(Dataset rows about figures)

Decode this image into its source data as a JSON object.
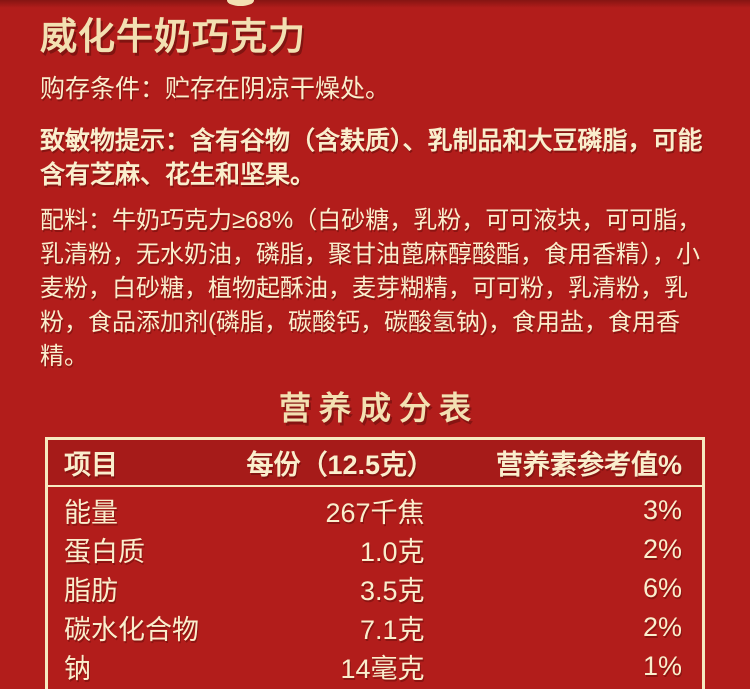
{
  "colors": {
    "background": "#b21d1b",
    "title_cream": "#f3e0b2",
    "text_cream": "#faeecd",
    "table_border": "#f7e9c0"
  },
  "label": {
    "title": "威化牛奶巧克力",
    "storage": "购存条件：贮存在阴凉干燥处。",
    "allergen": "致敏物提示：含有谷物（含麸质）、乳制品和大豆磷脂，可能含有芝麻、花生和坚果。",
    "ingredients": "配料：牛奶巧克力≥68%（白砂糖，乳粉，可可液块，可可脂，乳清粉，无水奶油，磷脂，聚甘油蓖麻醇酸酯，食用香精），小麦粉，白砂糖，植物起酥油，麦芽糊精，可可粉，乳清粉，乳粉，食品添加剂(磷脂，碳酸钙，碳酸氢钠)，食用盐，食用香精。"
  },
  "nutrition": {
    "title": "营养成分表",
    "columns": [
      "项目",
      "每份（12.5克）",
      "营养素参考值%"
    ],
    "rows": [
      {
        "item": "能量",
        "amount": "267千焦",
        "nrv": "3%"
      },
      {
        "item": "蛋白质",
        "amount": "1.0克",
        "nrv": "2%"
      },
      {
        "item": "脂肪",
        "amount": "3.5克",
        "nrv": "6%"
      },
      {
        "item": "碳水化合物",
        "amount": "7.1克",
        "nrv": "2%"
      },
      {
        "item": "钠",
        "amount": "14毫克",
        "nrv": "1%"
      }
    ]
  }
}
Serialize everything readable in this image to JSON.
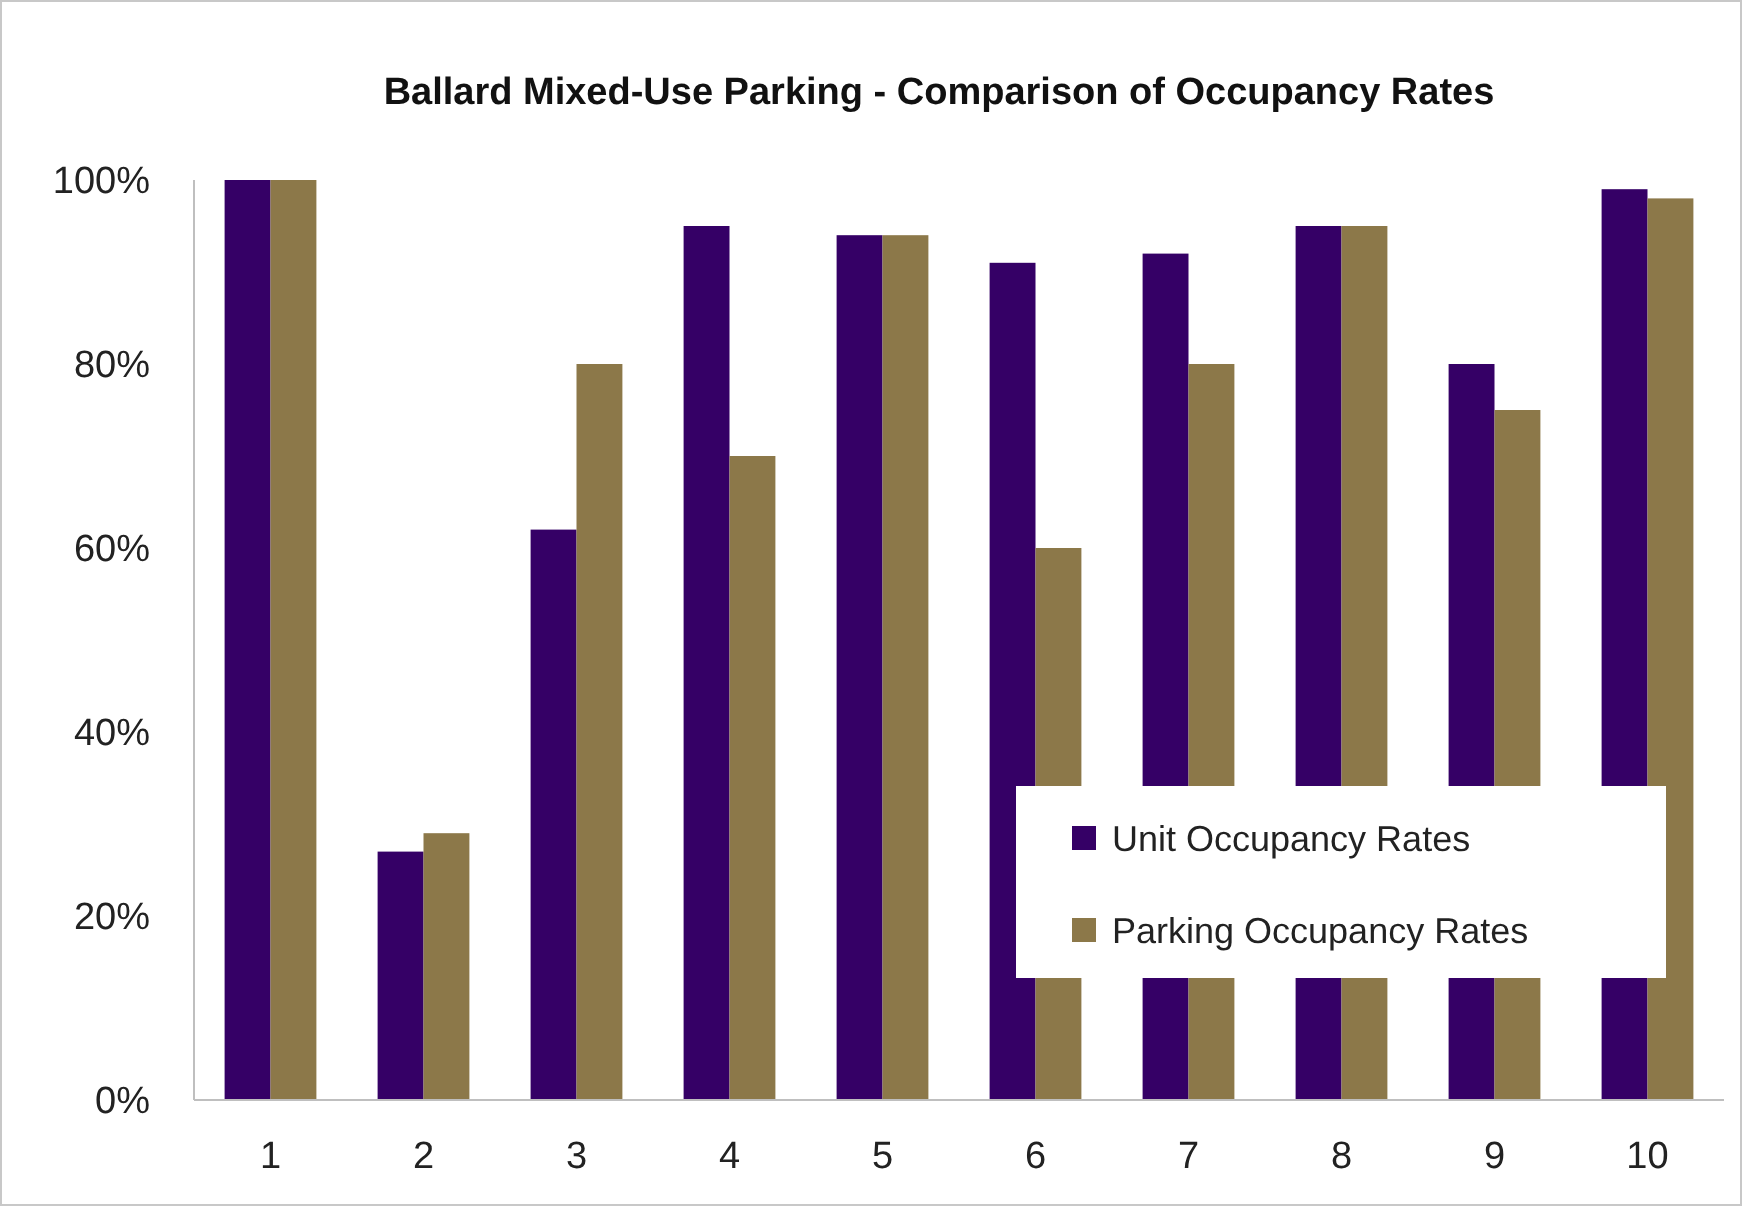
{
  "chart_data": {
    "type": "bar",
    "title": "Ballard Mixed-Use Parking - Comparison of Occupancy Rates",
    "categories": [
      "1",
      "2",
      "3",
      "4",
      "5",
      "6",
      "7",
      "8",
      "9",
      "10"
    ],
    "series": [
      {
        "name": "Unit Occupancy Rates",
        "color": "#350066",
        "values": [
          100,
          27,
          62,
          95,
          94,
          91,
          92,
          95,
          80,
          99
        ]
      },
      {
        "name": "Parking Occupancy Rates",
        "color": "#8c7849",
        "values": [
          100,
          29,
          80,
          70,
          94,
          60,
          80,
          95,
          75,
          98
        ]
      }
    ],
    "ylim": [
      0,
      100
    ],
    "yticks": [
      {
        "value": 0,
        "label": "0%"
      },
      {
        "value": 20,
        "label": "20%"
      },
      {
        "value": 40,
        "label": "40%"
      },
      {
        "value": 60,
        "label": "60%"
      },
      {
        "value": 80,
        "label": "80%"
      },
      {
        "value": 100,
        "label": "100%"
      }
    ],
    "grid": false,
    "legend": "bottom right"
  }
}
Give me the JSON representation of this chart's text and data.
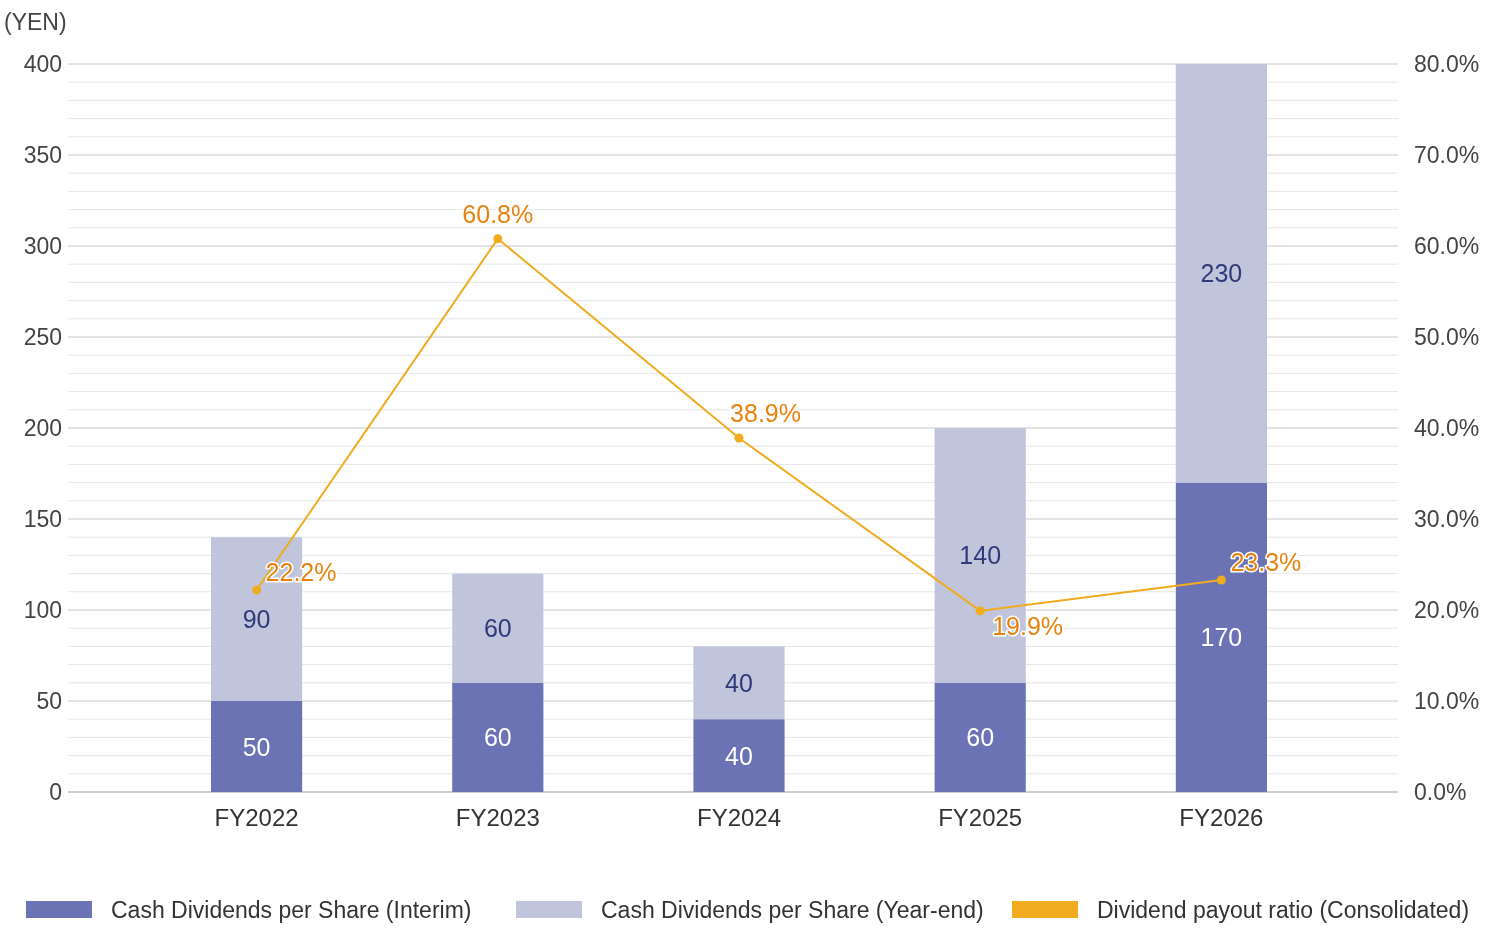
{
  "chart_data": {
    "type": "bar",
    "stacked": true,
    "ylabel": "(YEN)",
    "categories": [
      "FY2022",
      "FY2023",
      "FY2024",
      "FY2025",
      "FY2026"
    ],
    "series": [
      {
        "name": "Cash Dividends per Share (Interim)",
        "color": "#6c73b4",
        "values": [
          50,
          60,
          40,
          60,
          170
        ]
      },
      {
        "name": "Cash Dividends per Share (Year-end)",
        "color": "#c0c5dc",
        "values": [
          90,
          60,
          40,
          140,
          230
        ]
      },
      {
        "name": "Dividend payout ratio (Consolidated)",
        "type": "line",
        "axis": "y2",
        "color": "#f0ab1e",
        "marker": "circle",
        "values": [
          22.2,
          60.8,
          38.9,
          19.9,
          23.3
        ],
        "value_labels": [
          "22.2%",
          "60.8%",
          "38.9%",
          "19.9%",
          "23.3%"
        ]
      }
    ],
    "data_labels": true,
    "ylim": [
      0,
      400
    ],
    "yticks": [
      0,
      {
        "value": 10,
        "label": null
      },
      {
        "value": 20,
        "label": null
      },
      {
        "value": 30,
        "label": null
      },
      {
        "value": 40,
        "label": null
      },
      50,
      {
        "value": 60,
        "label": null
      },
      {
        "value": 70,
        "label": null
      },
      {
        "value": 80,
        "label": null
      },
      {
        "value": 90,
        "label": null
      },
      100,
      {
        "value": 110,
        "label": null
      },
      {
        "value": 120,
        "label": null
      },
      {
        "value": 130,
        "label": null
      },
      {
        "value": 140,
        "label": null
      },
      150,
      {
        "value": 160,
        "label": null
      },
      {
        "value": 170,
        "label": null
      },
      {
        "value": 180,
        "label": null
      },
      {
        "value": 190,
        "label": null
      },
      200,
      {
        "value": 210,
        "label": null
      },
      {
        "value": 220,
        "label": null
      },
      {
        "value": 230,
        "label": null
      },
      {
        "value": 240,
        "label": null
      },
      250,
      {
        "value": 260,
        "label": null
      },
      {
        "value": 270,
        "label": null
      },
      {
        "value": 280,
        "label": null
      },
      {
        "value": 290,
        "label": null
      },
      300,
      {
        "value": 310,
        "label": null
      },
      {
        "value": 320,
        "label": null
      },
      {
        "value": 330,
        "label": null
      },
      {
        "value": 340,
        "label": null
      },
      350,
      {
        "value": 360,
        "label": null
      },
      {
        "value": 370,
        "label": null
      },
      {
        "value": 380,
        "label": null
      },
      {
        "value": 390,
        "label": null
      },
      400
    ],
    "y2lim": [
      0,
      80
    ],
    "y2ticks": [
      {
        "value": 0,
        "label": "0.0%"
      },
      {
        "value": 10,
        "label": "10.0%"
      },
      {
        "value": 20,
        "label": "20.0%"
      },
      {
        "value": 30,
        "label": "30.0%"
      },
      {
        "value": 40,
        "label": "40.0%"
      },
      {
        "value": 50,
        "label": "50.0%"
      },
      {
        "value": 60,
        "label": "60.0%"
      },
      {
        "value": 70,
        "label": "70.0%"
      },
      {
        "value": 80,
        "label": "80.0%"
      }
    ],
    "grid": "y",
    "legend": "bottom"
  }
}
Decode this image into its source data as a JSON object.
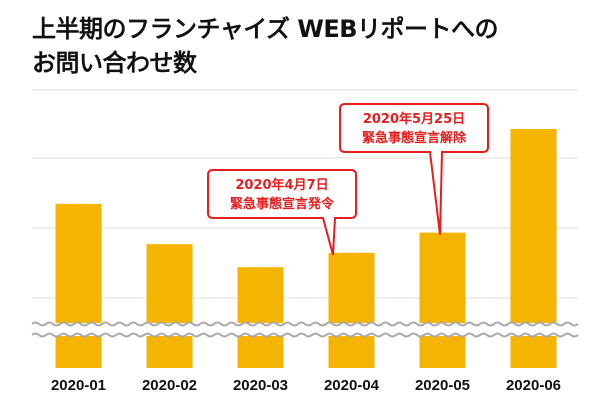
{
  "chart_data": {
    "type": "bar",
    "title_lines": [
      "上半期のフランチャイズ WEBリポートへの",
      "お問い合わせ数"
    ],
    "categories": [
      "2020-01",
      "2020-02",
      "2020-03",
      "2020-04",
      "2020-05",
      "2020-06"
    ],
    "values": [
      57,
      43,
      35,
      40,
      47,
      83
    ],
    "ylim": [
      0,
      100
    ],
    "y_axis_break": true,
    "gridlines": true,
    "tick_labels_y": false,
    "annotations": [
      {
        "category": "2020-04",
        "lines": [
          "2020年4月7日",
          "緊急事態宣言発令"
        ]
      },
      {
        "category": "2020-05",
        "lines": [
          "2020年5月25日",
          "緊急事態宣言解除"
        ]
      }
    ],
    "colors": {
      "bar": "#f5b400",
      "annotation": "#e61e1e",
      "grid": "#dddddd",
      "break": "#a8a8a8"
    }
  }
}
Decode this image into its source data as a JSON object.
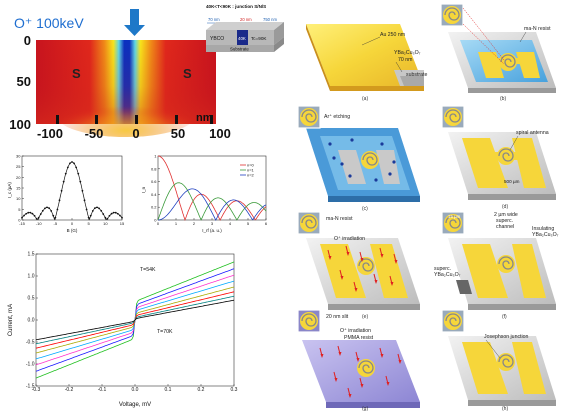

Given request -
Pull out and copy each line containing the string "Dividends".

Answer to the exercise -
        "name": "Cash Dividends per Share (Interim)",
        "name": "Cash Dividends per Share (Year-end)",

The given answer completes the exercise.